Adrian Newey raconte la création de la Red Bull RB19
Entre adaptation aux technologies et évolution d’une F1 déjà réussie
Adrian Newey ne veut pas que son bilan chez Red Bull, et notamment en 2023, soit jugé uniquement sur les résultats bruts. Bien que son équipe ait remporté 21 des 22 courses de F1 cette année, l’ingénieur concepteur se félicite à titre personnel d’avoir su évoluer en même temps que la Formule 1.
"Je ne sais pas vraiment" répond Newey. "C’est un peu superficiel si l’on se base uniquement sur les résultats. J’ai vu beaucoup d’époques différentes. Si l’on pense aux années 90 avec la voiture active, qui a vraiment poussé une nouvelle technologie à son paroxysme, en particulier la voiture de 1993."

*Travail demandé*.
• A. Dans le texte sur la Red Bull RB19, recopiez le passage qui va de « Adrian Newey raconte » jusqu'à « la Formule 1. » en substituant « catégorie reine » à « Formule 1 ».
• B. Veuillez traduire en anglais cette phrase du texte sur la Red Bull RB19 : « J’ai vu beaucoup d’époques différentes. »

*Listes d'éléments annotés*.
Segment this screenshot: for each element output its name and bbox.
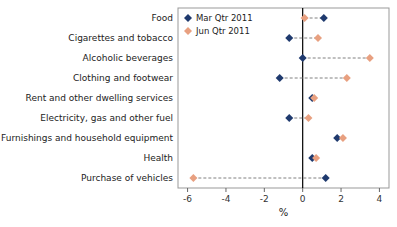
- x-tick: [187, 188, 188, 192]
- x-tick: [302, 188, 303, 192]
- x-tick-label: 4: [377, 194, 383, 204]
- point: [310, 94, 318, 102]
- point: [301, 14, 309, 22]
- point: [285, 34, 293, 42]
- category-label: Furnishings and household equipment: [1, 133, 173, 143]
- x-tick-label: -6: [183, 194, 192, 204]
- legend-marker: [184, 14, 192, 22]
- point: [304, 114, 312, 122]
- x-tick-label: -2: [260, 194, 269, 204]
- point: [366, 54, 374, 62]
- x-axis-label: %: [279, 207, 289, 218]
- category-label: Clothing and footwear: [73, 73, 173, 83]
- x-tick: [379, 188, 380, 192]
- zero-line: [302, 8, 303, 188]
- x-tick: [341, 188, 342, 192]
- point: [276, 74, 284, 82]
- x-tick: [264, 188, 265, 192]
- point: [299, 54, 307, 62]
- legend-label: Mar Qtr 2011: [196, 13, 253, 23]
- category-label: Electricity, gas and other fuel: [40, 113, 173, 123]
- point: [312, 154, 320, 162]
- category-label: Food: [151, 13, 173, 23]
- category-label: Alcoholic beverages: [83, 53, 174, 63]
- point: [339, 134, 347, 142]
- connector: [303, 58, 370, 59]
- x-axis: -6 -4 -2 0 2 4: [183, 188, 382, 204]
- category-label: Purchase of vehicles: [81, 173, 173, 183]
- plot-frame: [178, 8, 389, 188]
- legend: Mar Qtr 2011 Jun Qtr 2011: [184, 13, 253, 36]
- x-tick: [225, 188, 226, 192]
- point: [189, 174, 197, 182]
- legend-label: Jun Qtr 2011: [195, 26, 250, 36]
- connector: [280, 78, 347, 79]
- connector: [289, 38, 318, 39]
- point: [320, 14, 328, 22]
- x-tick-label: -4: [221, 194, 230, 204]
- category-label: Cigarettes and tobacco: [68, 33, 173, 43]
- category-label: Rent and other dwelling services: [26, 93, 174, 103]
- y-axis: Food Cigarettes and tobacco Alcoholic beve…: [1, 13, 173, 183]
- legend-marker: [184, 27, 192, 35]
- point: [285, 114, 293, 122]
- point: [343, 74, 351, 82]
- point: [314, 34, 322, 42]
- connector: [193, 178, 325, 179]
- chart-container: -6 -4 -2 0 2 4% Food Cigarettes and tobacco Alco…: [0, 0, 397, 227]
- point: [322, 174, 330, 182]
- category-label: Health: [143, 153, 173, 163]
- x-tick-label: 0: [300, 194, 306, 204]
- x-tick-label: 2: [338, 194, 344, 204]
- chart-svg: -6 -4 -2 0 2 4% Food Cigarettes and tobacco Alco…: [0, 0, 397, 227]
- marks: [189, 14, 373, 182]
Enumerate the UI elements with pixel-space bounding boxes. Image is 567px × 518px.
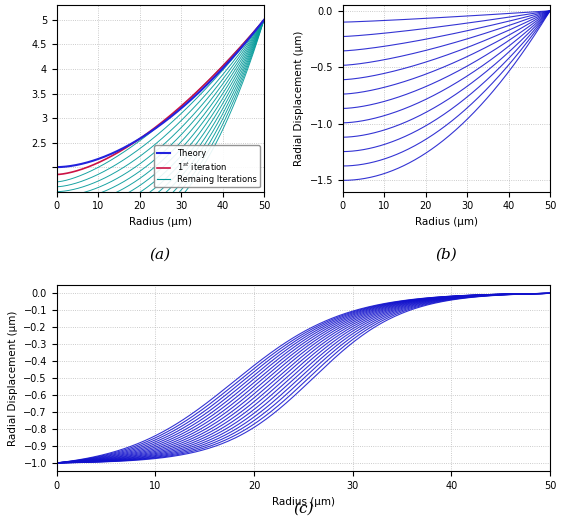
Legend: Theory, 1$^{st}$ iteration, Remaing Iterations: Theory, 1$^{st}$ iteration, Remaing Iter… bbox=[154, 146, 260, 188]
X-axis label: Radius (μm): Radius (μm) bbox=[272, 497, 335, 507]
Text: (b): (b) bbox=[435, 248, 457, 262]
Text: (a): (a) bbox=[150, 248, 171, 262]
Text: (c): (c) bbox=[293, 501, 314, 515]
Y-axis label: Radial Displacement (μm): Radial Displacement (μm) bbox=[294, 31, 304, 166]
X-axis label: Radius (μm): Radius (μm) bbox=[129, 217, 192, 227]
Y-axis label: Radial Displacement (μm): Radial Displacement (μm) bbox=[8, 310, 18, 446]
X-axis label: Radius (μm): Radius (μm) bbox=[415, 217, 478, 227]
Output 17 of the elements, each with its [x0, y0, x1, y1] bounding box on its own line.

*Solutions*.
• A.
Adrian Newey raconte la création de la Red Bull RB19
Entre adaptation aux technologies et évolution d’une F1 déjà réussie
Adrian Newey ne veut pas que son bilan chez Red Bull, et notamment en 2023, soit jugé uniquement sur les résultats bruts. Bien que son équipe ait remporté 21 des 22 courses de F1 cette année, l’ingénieur concepteur se félicite à titre personnel d’avoir su évoluer en même temps que la catégorie reine.

• B. I have seen many different eras.